Start

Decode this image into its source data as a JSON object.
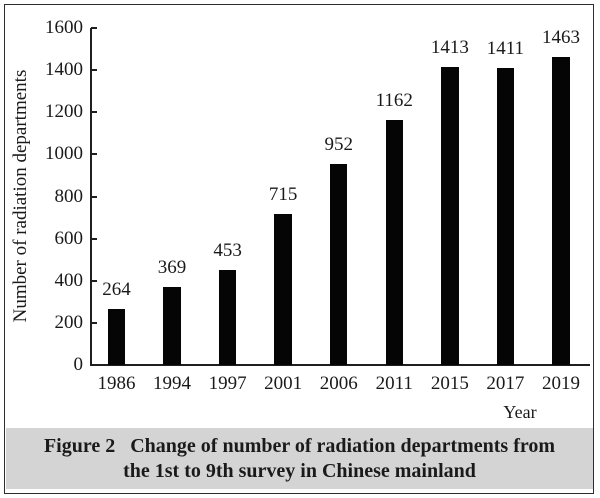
{
  "chart_data": {
    "type": "bar",
    "title": "",
    "categories": [
      "1986",
      "1994",
      "1997",
      "2001",
      "2006",
      "2011",
      "2015",
      "2017",
      "2019"
    ],
    "values": [
      264,
      369,
      453,
      715,
      952,
      1162,
      1413,
      1411,
      1463
    ],
    "xlabel": "Year",
    "ylabel": "Number of radiation departments",
    "ylim": [
      0,
      1600
    ],
    "ytick_step": 200,
    "ytick_labels": [
      "0",
      "200",
      "400",
      "600",
      "800",
      "1000",
      "1200",
      "1400",
      "1600"
    ],
    "bar_color": "#050505",
    "axis_color": "#1f1f1f",
    "grid": false,
    "legend": null,
    "data_labels_shown": true
  },
  "caption": {
    "line1": "Figure 2   Change of number of radiation departments from",
    "line2": "the 1st to 9th survey in Chinese mainland",
    "background_color": "#d4d4d4"
  }
}
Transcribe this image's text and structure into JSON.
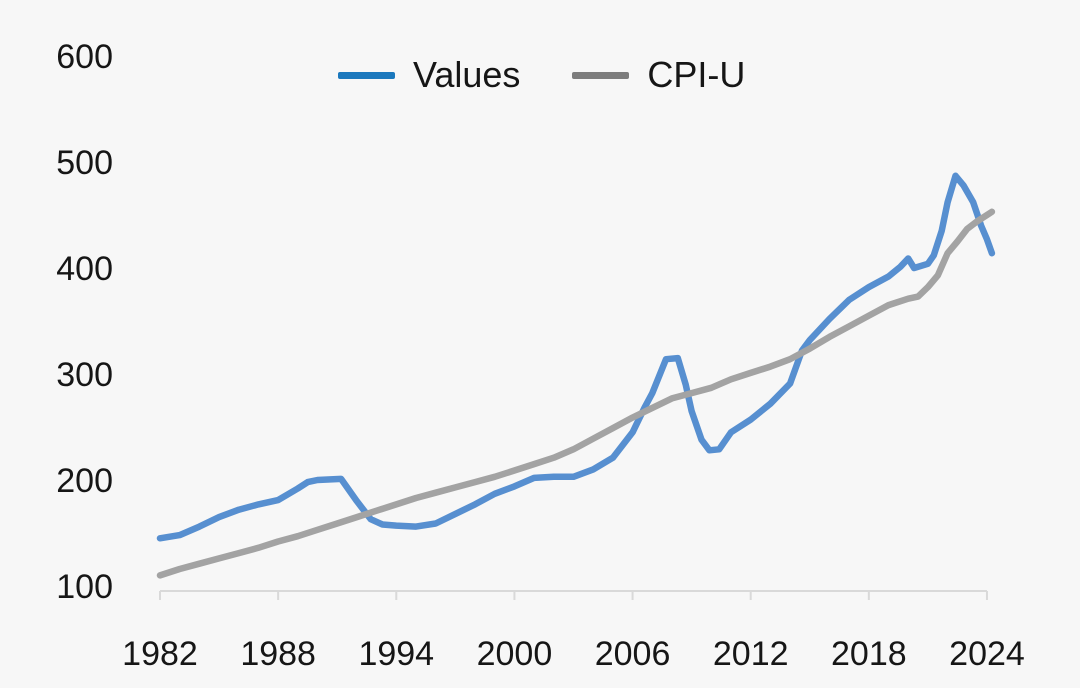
{
  "background": "#f7f7f7",
  "text_color": "#161616",
  "axis_color": "#d9d9d9",
  "legend": {
    "items": [
      {
        "label": "Values",
        "swatch_color": "#1b78bd"
      },
      {
        "label": "CPI-U",
        "swatch_color": "#7d7d7d"
      }
    ]
  },
  "chart_data": {
    "type": "line",
    "title": "",
    "xlabel": "",
    "ylabel": "",
    "grid": false,
    "legend_position": "top-center",
    "x_ticks": [
      1982,
      1988,
      1994,
      2000,
      2006,
      2012,
      2018,
      2024
    ],
    "y_ticks": [
      100,
      200,
      300,
      400,
      500,
      600
    ],
    "xlim": [
      1982,
      2024.3
    ],
    "ylim": [
      100,
      600
    ],
    "series": [
      {
        "name": "Values",
        "color": "#578fd0",
        "points": [
          [
            1982,
            145
          ],
          [
            1983,
            148
          ],
          [
            1984,
            156
          ],
          [
            1985,
            165
          ],
          [
            1986,
            172
          ],
          [
            1987,
            177
          ],
          [
            1988,
            181
          ],
          [
            1989,
            192
          ],
          [
            1989.5,
            198
          ],
          [
            1990,
            200
          ],
          [
            1991.2,
            201
          ],
          [
            1992,
            180
          ],
          [
            1992.7,
            163
          ],
          [
            1993.3,
            158
          ],
          [
            1994,
            157
          ],
          [
            1995,
            156
          ],
          [
            1996,
            159
          ],
          [
            1997,
            168
          ],
          [
            1998,
            177
          ],
          [
            1999,
            187
          ],
          [
            2000,
            194
          ],
          [
            2001,
            202
          ],
          [
            2002,
            203
          ],
          [
            2003,
            203
          ],
          [
            2004,
            210
          ],
          [
            2005,
            221
          ],
          [
            2006,
            245
          ],
          [
            2006.6,
            268
          ],
          [
            2007,
            282
          ],
          [
            2007.7,
            314
          ],
          [
            2008.3,
            315
          ],
          [
            2008.7,
            290
          ],
          [
            2009,
            265
          ],
          [
            2009.5,
            238
          ],
          [
            2009.9,
            228
          ],
          [
            2010.4,
            229
          ],
          [
            2011,
            245
          ],
          [
            2012,
            257
          ],
          [
            2013,
            272
          ],
          [
            2014,
            291
          ],
          [
            2014.6,
            322
          ],
          [
            2015,
            332
          ],
          [
            2016,
            352
          ],
          [
            2017,
            370
          ],
          [
            2018,
            382
          ],
          [
            2019,
            392
          ],
          [
            2019.6,
            401
          ],
          [
            2020,
            409
          ],
          [
            2020.3,
            400
          ],
          [
            2021,
            404
          ],
          [
            2021.3,
            412
          ],
          [
            2021.7,
            435
          ],
          [
            2022,
            462
          ],
          [
            2022.4,
            487
          ],
          [
            2022.8,
            478
          ],
          [
            2023.3,
            462
          ],
          [
            2023.7,
            440
          ],
          [
            2024,
            427
          ],
          [
            2024.25,
            414
          ]
        ]
      },
      {
        "name": "CPI-U",
        "color": "#a3a3a3",
        "points": [
          [
            1982,
            110
          ],
          [
            1983,
            116
          ],
          [
            1984,
            121
          ],
          [
            1985,
            126
          ],
          [
            1986,
            131
          ],
          [
            1987,
            136
          ],
          [
            1988,
            142
          ],
          [
            1989,
            147
          ],
          [
            1990,
            153
          ],
          [
            1991,
            159
          ],
          [
            1992,
            165
          ],
          [
            1993,
            171
          ],
          [
            1994,
            177
          ],
          [
            1995,
            183
          ],
          [
            1996,
            188
          ],
          [
            1997,
            193
          ],
          [
            1998,
            198
          ],
          [
            1999,
            203
          ],
          [
            2000,
            209
          ],
          [
            2001,
            215
          ],
          [
            2002,
            221
          ],
          [
            2003,
            229
          ],
          [
            2004,
            239
          ],
          [
            2005,
            249
          ],
          [
            2006,
            259
          ],
          [
            2007,
            268
          ],
          [
            2008,
            277
          ],
          [
            2009,
            282
          ],
          [
            2010,
            287
          ],
          [
            2011,
            295
          ],
          [
            2012,
            301
          ],
          [
            2013,
            307
          ],
          [
            2014,
            314
          ],
          [
            2015,
            324
          ],
          [
            2016,
            335
          ],
          [
            2017,
            345
          ],
          [
            2018,
            355
          ],
          [
            2019,
            365
          ],
          [
            2020,
            371
          ],
          [
            2020.5,
            373
          ],
          [
            2021,
            382
          ],
          [
            2021.5,
            393
          ],
          [
            2022,
            414
          ],
          [
            2022.5,
            425
          ],
          [
            2023,
            437
          ],
          [
            2023.5,
            444
          ],
          [
            2024,
            450
          ],
          [
            2024.25,
            453
          ]
        ]
      }
    ]
  }
}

End

## EXERCISE GOAL
Omitting all images, print the listing exactly.

## ANSWER IN FULL
Decode this image into its source data as a JSON object.
{
  "chart_data": {
    "type": "bar",
    "title": "",
    "categories": [
      "1986",
      "1994",
      "1997",
      "2001",
      "2006",
      "2011",
      "2015",
      "2017",
      "2019"
    ],
    "values": [
      264,
      369,
      453,
      715,
      952,
      1162,
      1413,
      1411,
      1463
    ],
    "xlabel": "Year",
    "ylabel": "Number of radiation departments",
    "ylim": [
      0,
      1600
    ],
    "ytick_step": 200,
    "ytick_labels": [
      "0",
      "200",
      "400",
      "600",
      "800",
      "1000",
      "1200",
      "1400",
      "1600"
    ],
    "bar_color": "#050505",
    "axis_color": "#1f1f1f",
    "grid": false,
    "legend": null,
    "data_labels_shown": true
  },
  "caption": {
    "line1": "Figure 2   Change of number of radiation departments from",
    "line2": "the 1st to 9th survey in Chinese mainland",
    "background_color": "#d4d4d4"
  }
}
Transcribe this image's text and structure into JSON.
{
  "background": "#f7f7f7",
  "text_color": "#161616",
  "axis_color": "#d9d9d9",
  "legend": {
    "items": [
      {
        "label": "Values",
        "swatch_color": "#1b78bd"
      },
      {
        "label": "CPI-U",
        "swatch_color": "#7d7d7d"
      }
    ]
  },
  "chart_data": {
    "type": "line",
    "title": "",
    "xlabel": "",
    "ylabel": "",
    "grid": false,
    "legend_position": "top-center",
    "x_ticks": [
      1982,
      1988,
      1994,
      2000,
      2006,
      2012,
      2018,
      2024
    ],
    "y_ticks": [
      100,
      200,
      300,
      400,
      500,
      600
    ],
    "xlim": [
      1982,
      2024.3
    ],
    "ylim": [
      100,
      600
    ],
    "series": [
      {
        "name": "Values",
        "color": "#578fd0",
        "points": [
          [
            1982,
            145
          ],
          [
            1983,
            148
          ],
          [
            1984,
            156
          ],
          [
            1985,
            165
          ],
          [
            1986,
            172
          ],
          [
            1987,
            177
          ],
          [
            1988,
            181
          ],
          [
            1989,
            192
          ],
          [
            1989.5,
            198
          ],
          [
            1990,
            200
          ],
          [
            1991.2,
            201
          ],
          [
            1992,
            180
          ],
          [
            1992.7,
            163
          ],
          [
            1993.3,
            158
          ],
          [
            1994,
            157
          ],
          [
            1995,
            156
          ],
          [
            1996,
            159
          ],
          [
            1997,
            168
          ],
          [
            1998,
            177
          ],
          [
            1999,
            187
          ],
          [
            2000,
            194
          ],
          [
            2001,
            202
          ],
          [
            2002,
            203
          ],
          [
            2003,
            203
          ],
          [
            2004,
            210
          ],
          [
            2005,
            221
          ],
          [
            2006,
            245
          ],
          [
            2006.6,
            268
          ],
          [
            2007,
            282
          ],
          [
            2007.7,
            314
          ],
          [
            2008.3,
            315
          ],
          [
            2008.7,
            290
          ],
          [
            2009,
            265
          ],
          [
            2009.5,
            238
          ],
          [
            2009.9,
            228
          ],
          [
            2010.4,
            229
          ],
          [
            2011,
            245
          ],
          [
            2012,
            257
          ],
          [
            2013,
            272
          ],
          [
            2014,
            291
          ],
          [
            2014.6,
            322
          ],
          [
            2015,
            332
          ],
          [
            2016,
            352
          ],
          [
            2017,
            370
          ],
          [
            2018,
            382
          ],
          [
            2019,
            392
          ],
          [
            2019.6,
            401
          ],
          [
            2020,
            409
          ],
          [
            2020.3,
            400
          ],
          [
            2021,
            404
          ],
          [
            2021.3,
            412
          ],
          [
            2021.7,
            435
          ],
          [
            2022,
            462
          ],
          [
            2022.4,
            487
          ],
          [
            2022.8,
            478
          ],
          [
            2023.3,
            462
          ],
          [
            2023.7,
            440
          ],
          [
            2024,
            427
          ],
          [
            2024.25,
            414
          ]
        ]
      },
      {
        "name": "CPI-U",
        "color": "#a3a3a3",
        "points": [
          [
            1982,
            110
          ],
          [
            1983,
            116
          ],
          [
            1984,
            121
          ],
          [
            1985,
            126
          ],
          [
            1986,
            131
          ],
          [
            1987,
            136
          ],
          [
            1988,
            142
          ],
          [
            1989,
            147
          ],
          [
            1990,
            153
          ],
          [
            1991,
            159
          ],
          [
            1992,
            165
          ],
          [
            1993,
            171
          ],
          [
            1994,
            177
          ],
          [
            1995,
            183
          ],
          [
            1996,
            188
          ],
          [
            1997,
            193
          ],
          [
            1998,
            198
          ],
          [
            1999,
            203
          ],
          [
            2000,
            209
          ],
          [
            2001,
            215
          ],
          [
            2002,
            221
          ],
          [
            2003,
            229
          ],
          [
            2004,
            239
          ],
          [
            2005,
            249
          ],
          [
            2006,
            259
          ],
          [
            2007,
            268
          ],
          [
            2008,
            277
          ],
          [
            2009,
            282
          ],
          [
            2010,
            287
          ],
          [
            2011,
            295
          ],
          [
            2012,
            301
          ],
          [
            2013,
            307
          ],
          [
            2014,
            314
          ],
          [
            2015,
            324
          ],
          [
            2016,
            335
          ],
          [
            2017,
            345
          ],
          [
            2018,
            355
          ],
          [
            2019,
            365
          ],
          [
            2020,
            371
          ],
          [
            2020.5,
            373
          ],
          [
            2021,
            382
          ],
          [
            2021.5,
            393
          ],
          [
            2022,
            414
          ],
          [
            2022.5,
            425
          ],
          [
            2023,
            437
          ],
          [
            2023.5,
            444
          ],
          [
            2024,
            450
          ],
          [
            2024.25,
            453
          ]
        ]
      }
    ]
  }
}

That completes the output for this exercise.